◆ Work instructions ◆
Please transcribe the listing below in full and word for word, without its pictures.

(Items from a data source)
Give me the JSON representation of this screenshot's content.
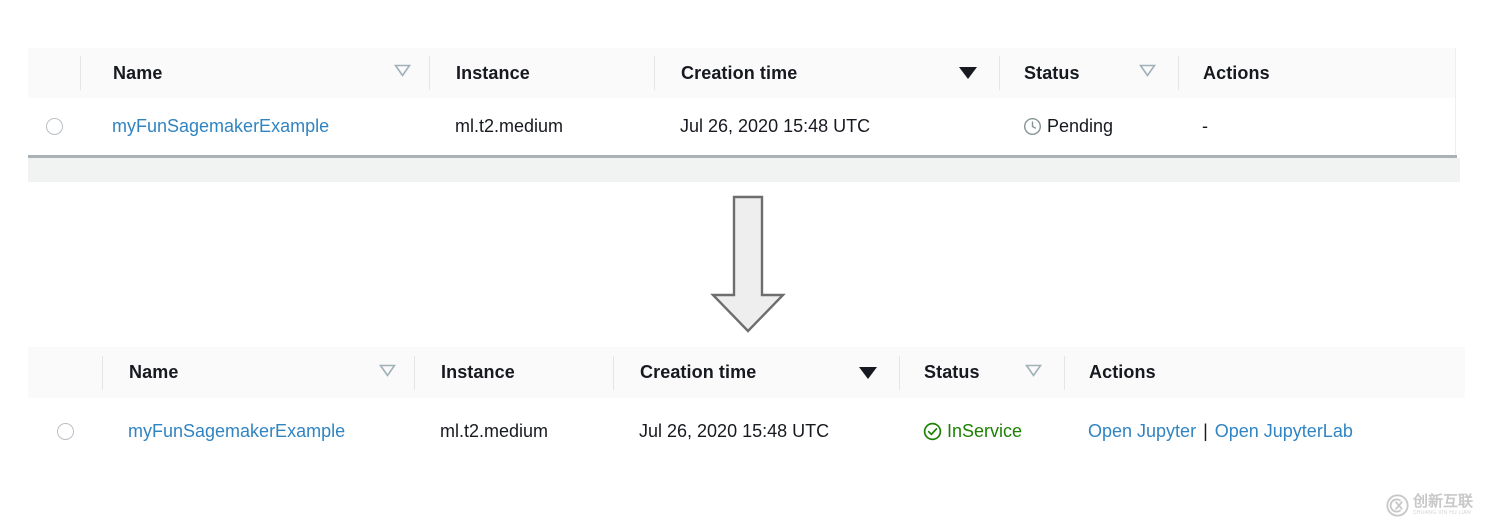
{
  "tables": [
    {
      "id": "pending-table",
      "columns": [
        {
          "label": "Name",
          "sort": "unsorted"
        },
        {
          "label": "Instance",
          "sort": "none"
        },
        {
          "label": "Creation time",
          "sort": "descending"
        },
        {
          "label": "Status",
          "sort": "unsorted"
        },
        {
          "label": "Actions",
          "sort": "none"
        }
      ],
      "rows": [
        {
          "selected": false,
          "name": "myFunSagemakerExample",
          "instance": "ml.t2.medium",
          "creation_time": "Jul 26, 2020 15:48 UTC",
          "status": {
            "label": "Pending",
            "icon": "clock-icon",
            "color": "#16191f"
          },
          "actions": {
            "placeholder": "-",
            "links": []
          }
        }
      ]
    },
    {
      "id": "inservice-table",
      "columns": [
        {
          "label": "Name",
          "sort": "unsorted"
        },
        {
          "label": "Instance",
          "sort": "none"
        },
        {
          "label": "Creation time",
          "sort": "descending"
        },
        {
          "label": "Status",
          "sort": "unsorted"
        },
        {
          "label": "Actions",
          "sort": "none"
        }
      ],
      "rows": [
        {
          "selected": false,
          "name": "myFunSagemakerExample",
          "instance": "ml.t2.medium",
          "creation_time": "Jul 26, 2020 15:48 UTC",
          "status": {
            "label": "InService",
            "icon": "check-circle-icon",
            "color": "#1d8102"
          },
          "actions": {
            "placeholder": "",
            "links": [
              "Open Jupyter",
              "Open JupyterLab"
            ],
            "separator": "|"
          }
        }
      ]
    }
  ],
  "arrow": {
    "icon": "down-arrow-icon",
    "direction": "down",
    "fill": "#eeeeee",
    "stroke": "#6e6e6e"
  },
  "watermark": {
    "icon": "cx-logo-icon",
    "name_cn": "创新互联",
    "name_pinyin": "CHUANG XIN HU LIAN"
  },
  "colors": {
    "link": "#3184c2",
    "text": "#16191f",
    "success": "#1d8102",
    "header_bg": "#fafafa",
    "border": "#eaedf0"
  }
}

◆ Reply ◆
Give me the JSON representation of this screenshot's content.
{
  "tables": [
    {
      "id": "pending-table",
      "columns": [
        {
          "label": "Name",
          "sort": "unsorted"
        },
        {
          "label": "Instance",
          "sort": "none"
        },
        {
          "label": "Creation time",
          "sort": "descending"
        },
        {
          "label": "Status",
          "sort": "unsorted"
        },
        {
          "label": "Actions",
          "sort": "none"
        }
      ],
      "rows": [
        {
          "selected": false,
          "name": "myFunSagemakerExample",
          "instance": "ml.t2.medium",
          "creation_time": "Jul 26, 2020 15:48 UTC",
          "status": {
            "label": "Pending",
            "icon": "clock-icon",
            "color": "#16191f"
          },
          "actions": {
            "placeholder": "-",
            "links": []
          }
        }
      ]
    },
    {
      "id": "inservice-table",
      "columns": [
        {
          "label": "Name",
          "sort": "unsorted"
        },
        {
          "label": "Instance",
          "sort": "none"
        },
        {
          "label": "Creation time",
          "sort": "descending"
        },
        {
          "label": "Status",
          "sort": "unsorted"
        },
        {
          "label": "Actions",
          "sort": "none"
        }
      ],
      "rows": [
        {
          "selected": false,
          "name": "myFunSagemakerExample",
          "instance": "ml.t2.medium",
          "creation_time": "Jul 26, 2020 15:48 UTC",
          "status": {
            "label": "InService",
            "icon": "check-circle-icon",
            "color": "#1d8102"
          },
          "actions": {
            "placeholder": "",
            "links": [
              "Open Jupyter",
              "Open JupyterLab"
            ],
            "separator": "|"
          }
        }
      ]
    }
  ],
  "arrow": {
    "icon": "down-arrow-icon",
    "direction": "down",
    "fill": "#eeeeee",
    "stroke": "#6e6e6e"
  },
  "watermark": {
    "icon": "cx-logo-icon",
    "name_cn": "创新互联",
    "name_pinyin": "CHUANG XIN HU LIAN"
  },
  "colors": {
    "link": "#3184c2",
    "text": "#16191f",
    "success": "#1d8102",
    "header_bg": "#fafafa",
    "border": "#eaedf0"
  }
}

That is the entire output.